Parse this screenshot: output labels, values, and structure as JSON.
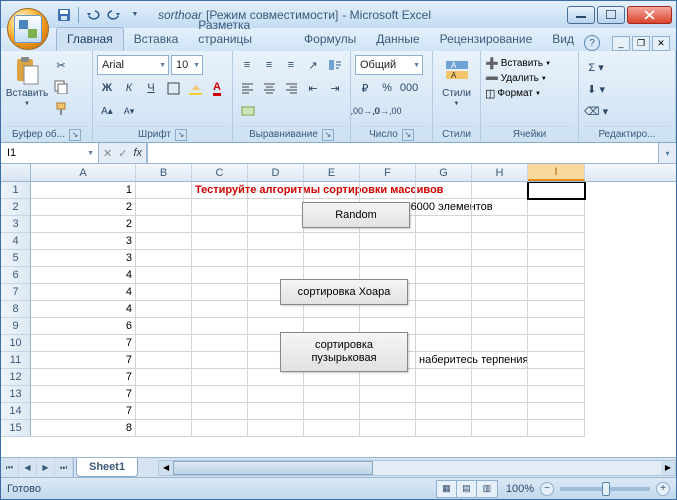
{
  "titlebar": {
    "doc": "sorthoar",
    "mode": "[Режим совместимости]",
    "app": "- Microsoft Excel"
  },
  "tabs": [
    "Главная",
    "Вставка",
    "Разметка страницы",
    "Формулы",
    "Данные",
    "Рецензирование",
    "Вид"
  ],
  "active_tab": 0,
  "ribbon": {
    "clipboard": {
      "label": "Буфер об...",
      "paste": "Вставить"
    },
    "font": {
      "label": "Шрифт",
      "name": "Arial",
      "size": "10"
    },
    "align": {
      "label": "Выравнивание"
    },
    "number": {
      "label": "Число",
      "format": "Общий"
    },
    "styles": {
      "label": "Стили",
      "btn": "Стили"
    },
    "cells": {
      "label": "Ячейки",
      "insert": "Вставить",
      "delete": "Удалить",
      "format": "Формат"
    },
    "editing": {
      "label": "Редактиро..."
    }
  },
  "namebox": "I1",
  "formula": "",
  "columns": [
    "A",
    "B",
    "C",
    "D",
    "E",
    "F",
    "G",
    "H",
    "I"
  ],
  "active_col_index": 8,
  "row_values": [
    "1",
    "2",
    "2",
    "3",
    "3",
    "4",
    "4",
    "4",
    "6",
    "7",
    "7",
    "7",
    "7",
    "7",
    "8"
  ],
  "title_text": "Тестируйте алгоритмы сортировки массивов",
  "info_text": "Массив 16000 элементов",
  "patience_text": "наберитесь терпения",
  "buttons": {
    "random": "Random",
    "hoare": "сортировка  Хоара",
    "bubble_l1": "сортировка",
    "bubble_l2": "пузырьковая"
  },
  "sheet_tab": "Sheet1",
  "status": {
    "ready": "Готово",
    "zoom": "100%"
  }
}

+++

▸ Directive
Without the pictures, write out the whole listing above exactly as it appears.

▸ Exercise result
Parse this screenshot: output labels, values, and structure as JSON.
{
  "titlebar": {
    "doc": "sorthoar",
    "mode": "[Режим совместимости]",
    "app": "- Microsoft Excel"
  },
  "tabs": [
    "Главная",
    "Вставка",
    "Разметка страницы",
    "Формулы",
    "Данные",
    "Рецензирование",
    "Вид"
  ],
  "active_tab": 0,
  "ribbon": {
    "clipboard": {
      "label": "Буфер об...",
      "paste": "Вставить"
    },
    "font": {
      "label": "Шрифт",
      "name": "Arial",
      "size": "10"
    },
    "align": {
      "label": "Выравнивание"
    },
    "number": {
      "label": "Число",
      "format": "Общий"
    },
    "styles": {
      "label": "Стили",
      "btn": "Стили"
    },
    "cells": {
      "label": "Ячейки",
      "insert": "Вставить",
      "delete": "Удалить",
      "format": "Формат"
    },
    "editing": {
      "label": "Редактиро..."
    }
  },
  "namebox": "I1",
  "formula": "",
  "columns": [
    "A",
    "B",
    "C",
    "D",
    "E",
    "F",
    "G",
    "H",
    "I"
  ],
  "active_col_index": 8,
  "row_values": [
    "1",
    "2",
    "2",
    "3",
    "3",
    "4",
    "4",
    "4",
    "6",
    "7",
    "7",
    "7",
    "7",
    "7",
    "8"
  ],
  "title_text": "Тестируйте алгоритмы сортировки массивов",
  "info_text": "Массив 16000 элементов",
  "patience_text": "наберитесь терпения",
  "buttons": {
    "random": "Random",
    "hoare": "сортировка  Хоара",
    "bubble_l1": "сортировка",
    "bubble_l2": "пузырьковая"
  },
  "sheet_tab": "Sheet1",
  "status": {
    "ready": "Готово",
    "zoom": "100%"
  }
}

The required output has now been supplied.